---- Data supplied

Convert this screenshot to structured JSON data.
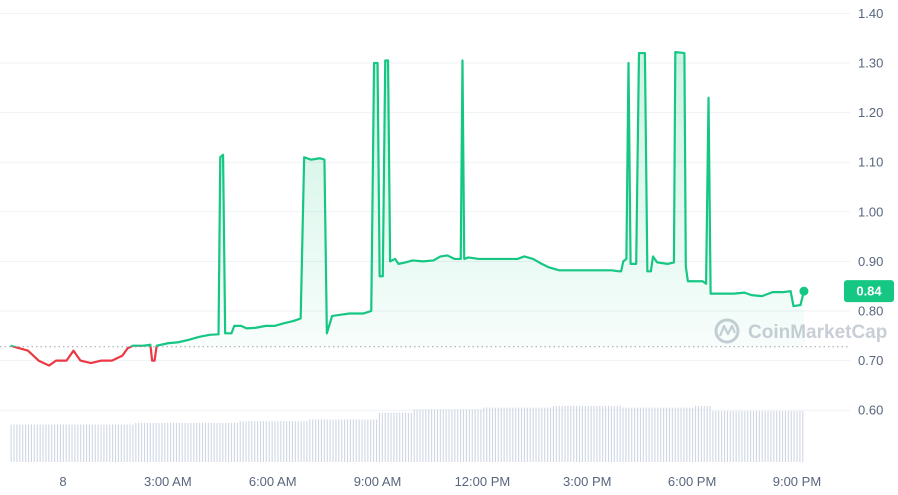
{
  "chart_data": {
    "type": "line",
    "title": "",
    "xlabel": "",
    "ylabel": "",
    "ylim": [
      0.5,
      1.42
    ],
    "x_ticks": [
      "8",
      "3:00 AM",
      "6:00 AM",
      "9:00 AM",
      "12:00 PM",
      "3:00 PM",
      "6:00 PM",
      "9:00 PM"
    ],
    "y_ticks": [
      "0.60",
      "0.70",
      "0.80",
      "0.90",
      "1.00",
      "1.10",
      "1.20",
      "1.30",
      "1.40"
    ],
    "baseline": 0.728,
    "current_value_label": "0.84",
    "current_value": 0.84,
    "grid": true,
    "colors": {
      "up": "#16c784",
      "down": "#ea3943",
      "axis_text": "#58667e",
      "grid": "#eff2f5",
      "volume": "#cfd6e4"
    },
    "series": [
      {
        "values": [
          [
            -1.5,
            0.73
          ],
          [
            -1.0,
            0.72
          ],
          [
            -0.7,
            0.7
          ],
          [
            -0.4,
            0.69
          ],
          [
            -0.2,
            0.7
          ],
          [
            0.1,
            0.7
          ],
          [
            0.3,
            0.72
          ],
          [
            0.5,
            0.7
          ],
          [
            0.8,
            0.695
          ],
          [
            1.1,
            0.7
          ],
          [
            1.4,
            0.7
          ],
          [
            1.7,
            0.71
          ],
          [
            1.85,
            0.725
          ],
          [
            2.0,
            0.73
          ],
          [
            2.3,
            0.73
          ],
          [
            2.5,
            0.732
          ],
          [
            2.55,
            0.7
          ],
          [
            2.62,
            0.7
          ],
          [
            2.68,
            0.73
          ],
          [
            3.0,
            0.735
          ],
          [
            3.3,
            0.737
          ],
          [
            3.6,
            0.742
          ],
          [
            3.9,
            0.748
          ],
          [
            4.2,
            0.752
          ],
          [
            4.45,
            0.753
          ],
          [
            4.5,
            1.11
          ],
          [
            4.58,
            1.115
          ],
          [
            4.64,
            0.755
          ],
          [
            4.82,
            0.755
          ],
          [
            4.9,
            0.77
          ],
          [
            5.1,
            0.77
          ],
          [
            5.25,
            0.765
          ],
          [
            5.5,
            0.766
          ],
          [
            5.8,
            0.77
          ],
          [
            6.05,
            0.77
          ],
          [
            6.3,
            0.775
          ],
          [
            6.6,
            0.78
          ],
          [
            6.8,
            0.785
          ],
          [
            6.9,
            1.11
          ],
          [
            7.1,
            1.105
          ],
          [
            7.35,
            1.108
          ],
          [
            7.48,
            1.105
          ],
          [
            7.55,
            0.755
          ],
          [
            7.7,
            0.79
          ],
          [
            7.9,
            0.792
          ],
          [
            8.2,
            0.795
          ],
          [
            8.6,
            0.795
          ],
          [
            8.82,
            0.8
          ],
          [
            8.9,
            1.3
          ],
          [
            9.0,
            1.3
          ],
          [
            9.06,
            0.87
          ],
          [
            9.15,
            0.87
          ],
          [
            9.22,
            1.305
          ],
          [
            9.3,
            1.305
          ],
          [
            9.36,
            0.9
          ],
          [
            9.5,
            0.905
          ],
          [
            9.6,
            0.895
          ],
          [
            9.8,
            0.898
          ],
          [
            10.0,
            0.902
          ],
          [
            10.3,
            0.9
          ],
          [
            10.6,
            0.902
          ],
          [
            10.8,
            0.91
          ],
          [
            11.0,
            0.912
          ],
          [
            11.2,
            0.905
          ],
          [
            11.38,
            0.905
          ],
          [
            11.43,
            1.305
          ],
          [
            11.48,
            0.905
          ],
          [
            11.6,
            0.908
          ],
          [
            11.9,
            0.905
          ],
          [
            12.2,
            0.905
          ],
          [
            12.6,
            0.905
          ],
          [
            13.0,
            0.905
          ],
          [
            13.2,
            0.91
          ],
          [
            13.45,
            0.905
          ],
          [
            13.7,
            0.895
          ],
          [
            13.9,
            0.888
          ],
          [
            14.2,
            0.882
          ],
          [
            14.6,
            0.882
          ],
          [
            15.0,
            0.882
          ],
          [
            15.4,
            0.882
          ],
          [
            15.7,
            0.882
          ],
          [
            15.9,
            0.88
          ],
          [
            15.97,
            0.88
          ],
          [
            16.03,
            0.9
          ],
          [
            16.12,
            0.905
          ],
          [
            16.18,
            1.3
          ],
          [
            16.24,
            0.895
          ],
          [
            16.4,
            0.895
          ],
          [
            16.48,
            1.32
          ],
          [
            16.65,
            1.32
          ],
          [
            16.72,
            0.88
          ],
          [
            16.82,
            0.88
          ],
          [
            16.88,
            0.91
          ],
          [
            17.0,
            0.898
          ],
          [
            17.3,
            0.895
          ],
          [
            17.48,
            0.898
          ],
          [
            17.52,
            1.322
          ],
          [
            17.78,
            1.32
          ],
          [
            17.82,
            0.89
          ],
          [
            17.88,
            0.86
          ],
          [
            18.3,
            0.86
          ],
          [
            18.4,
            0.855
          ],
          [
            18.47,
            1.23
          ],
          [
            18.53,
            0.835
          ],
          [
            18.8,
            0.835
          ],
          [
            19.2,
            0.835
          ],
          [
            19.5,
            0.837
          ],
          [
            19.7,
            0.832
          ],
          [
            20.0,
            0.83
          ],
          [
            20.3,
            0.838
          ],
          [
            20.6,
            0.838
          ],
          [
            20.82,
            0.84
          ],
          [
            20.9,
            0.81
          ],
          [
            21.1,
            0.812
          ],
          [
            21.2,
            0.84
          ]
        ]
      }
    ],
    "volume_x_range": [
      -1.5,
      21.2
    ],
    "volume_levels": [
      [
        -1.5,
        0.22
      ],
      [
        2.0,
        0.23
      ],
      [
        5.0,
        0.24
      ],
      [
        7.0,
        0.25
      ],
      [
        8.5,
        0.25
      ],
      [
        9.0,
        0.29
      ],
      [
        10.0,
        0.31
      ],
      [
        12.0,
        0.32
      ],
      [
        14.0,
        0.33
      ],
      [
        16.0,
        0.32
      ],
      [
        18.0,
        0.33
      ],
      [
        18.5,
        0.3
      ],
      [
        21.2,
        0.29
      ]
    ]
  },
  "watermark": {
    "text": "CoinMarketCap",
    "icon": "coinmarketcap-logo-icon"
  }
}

--------

Print the entries above exactly, taking out only the pictures.

◆ Written answer:
Convert this screenshot to structured JSON data.
{
  "chart_data": {
    "type": "line",
    "title": "",
    "xlabel": "",
    "ylabel": "",
    "ylim": [
      0.5,
      1.42
    ],
    "x_ticks": [
      "8",
      "3:00 AM",
      "6:00 AM",
      "9:00 AM",
      "12:00 PM",
      "3:00 PM",
      "6:00 PM",
      "9:00 PM"
    ],
    "y_ticks": [
      "0.60",
      "0.70",
      "0.80",
      "0.90",
      "1.00",
      "1.10",
      "1.20",
      "1.30",
      "1.40"
    ],
    "baseline": 0.728,
    "current_value_label": "0.84",
    "current_value": 0.84,
    "grid": true,
    "colors": {
      "up": "#16c784",
      "down": "#ea3943",
      "axis_text": "#58667e",
      "grid": "#eff2f5",
      "volume": "#cfd6e4"
    },
    "series": [
      {
        "values": [
          [
            -1.5,
            0.73
          ],
          [
            -1.0,
            0.72
          ],
          [
            -0.7,
            0.7
          ],
          [
            -0.4,
            0.69
          ],
          [
            -0.2,
            0.7
          ],
          [
            0.1,
            0.7
          ],
          [
            0.3,
            0.72
          ],
          [
            0.5,
            0.7
          ],
          [
            0.8,
            0.695
          ],
          [
            1.1,
            0.7
          ],
          [
            1.4,
            0.7
          ],
          [
            1.7,
            0.71
          ],
          [
            1.85,
            0.725
          ],
          [
            2.0,
            0.73
          ],
          [
            2.3,
            0.73
          ],
          [
            2.5,
            0.732
          ],
          [
            2.55,
            0.7
          ],
          [
            2.62,
            0.7
          ],
          [
            2.68,
            0.73
          ],
          [
            3.0,
            0.735
          ],
          [
            3.3,
            0.737
          ],
          [
            3.6,
            0.742
          ],
          [
            3.9,
            0.748
          ],
          [
            4.2,
            0.752
          ],
          [
            4.45,
            0.753
          ],
          [
            4.5,
            1.11
          ],
          [
            4.58,
            1.115
          ],
          [
            4.64,
            0.755
          ],
          [
            4.82,
            0.755
          ],
          [
            4.9,
            0.77
          ],
          [
            5.1,
            0.77
          ],
          [
            5.25,
            0.765
          ],
          [
            5.5,
            0.766
          ],
          [
            5.8,
            0.77
          ],
          [
            6.05,
            0.77
          ],
          [
            6.3,
            0.775
          ],
          [
            6.6,
            0.78
          ],
          [
            6.8,
            0.785
          ],
          [
            6.9,
            1.11
          ],
          [
            7.1,
            1.105
          ],
          [
            7.35,
            1.108
          ],
          [
            7.48,
            1.105
          ],
          [
            7.55,
            0.755
          ],
          [
            7.7,
            0.79
          ],
          [
            7.9,
            0.792
          ],
          [
            8.2,
            0.795
          ],
          [
            8.6,
            0.795
          ],
          [
            8.82,
            0.8
          ],
          [
            8.9,
            1.3
          ],
          [
            9.0,
            1.3
          ],
          [
            9.06,
            0.87
          ],
          [
            9.15,
            0.87
          ],
          [
            9.22,
            1.305
          ],
          [
            9.3,
            1.305
          ],
          [
            9.36,
            0.9
          ],
          [
            9.5,
            0.905
          ],
          [
            9.6,
            0.895
          ],
          [
            9.8,
            0.898
          ],
          [
            10.0,
            0.902
          ],
          [
            10.3,
            0.9
          ],
          [
            10.6,
            0.902
          ],
          [
            10.8,
            0.91
          ],
          [
            11.0,
            0.912
          ],
          [
            11.2,
            0.905
          ],
          [
            11.38,
            0.905
          ],
          [
            11.43,
            1.305
          ],
          [
            11.48,
            0.905
          ],
          [
            11.6,
            0.908
          ],
          [
            11.9,
            0.905
          ],
          [
            12.2,
            0.905
          ],
          [
            12.6,
            0.905
          ],
          [
            13.0,
            0.905
          ],
          [
            13.2,
            0.91
          ],
          [
            13.45,
            0.905
          ],
          [
            13.7,
            0.895
          ],
          [
            13.9,
            0.888
          ],
          [
            14.2,
            0.882
          ],
          [
            14.6,
            0.882
          ],
          [
            15.0,
            0.882
          ],
          [
            15.4,
            0.882
          ],
          [
            15.7,
            0.882
          ],
          [
            15.9,
            0.88
          ],
          [
            15.97,
            0.88
          ],
          [
            16.03,
            0.9
          ],
          [
            16.12,
            0.905
          ],
          [
            16.18,
            1.3
          ],
          [
            16.24,
            0.895
          ],
          [
            16.4,
            0.895
          ],
          [
            16.48,
            1.32
          ],
          [
            16.65,
            1.32
          ],
          [
            16.72,
            0.88
          ],
          [
            16.82,
            0.88
          ],
          [
            16.88,
            0.91
          ],
          [
            17.0,
            0.898
          ],
          [
            17.3,
            0.895
          ],
          [
            17.48,
            0.898
          ],
          [
            17.52,
            1.322
          ],
          [
            17.78,
            1.32
          ],
          [
            17.82,
            0.89
          ],
          [
            17.88,
            0.86
          ],
          [
            18.3,
            0.86
          ],
          [
            18.4,
            0.855
          ],
          [
            18.47,
            1.23
          ],
          [
            18.53,
            0.835
          ],
          [
            18.8,
            0.835
          ],
          [
            19.2,
            0.835
          ],
          [
            19.5,
            0.837
          ],
          [
            19.7,
            0.832
          ],
          [
            20.0,
            0.83
          ],
          [
            20.3,
            0.838
          ],
          [
            20.6,
            0.838
          ],
          [
            20.82,
            0.84
          ],
          [
            20.9,
            0.81
          ],
          [
            21.1,
            0.812
          ],
          [
            21.2,
            0.84
          ]
        ]
      }
    ],
    "volume_x_range": [
      -1.5,
      21.2
    ],
    "volume_levels": [
      [
        -1.5,
        0.22
      ],
      [
        2.0,
        0.23
      ],
      [
        5.0,
        0.24
      ],
      [
        7.0,
        0.25
      ],
      [
        8.5,
        0.25
      ],
      [
        9.0,
        0.29
      ],
      [
        10.0,
        0.31
      ],
      [
        12.0,
        0.32
      ],
      [
        14.0,
        0.33
      ],
      [
        16.0,
        0.32
      ],
      [
        18.0,
        0.33
      ],
      [
        18.5,
        0.3
      ],
      [
        21.2,
        0.29
      ]
    ]
  },
  "watermark": {
    "text": "CoinMarketCap",
    "icon": "coinmarketcap-logo-icon"
  }
}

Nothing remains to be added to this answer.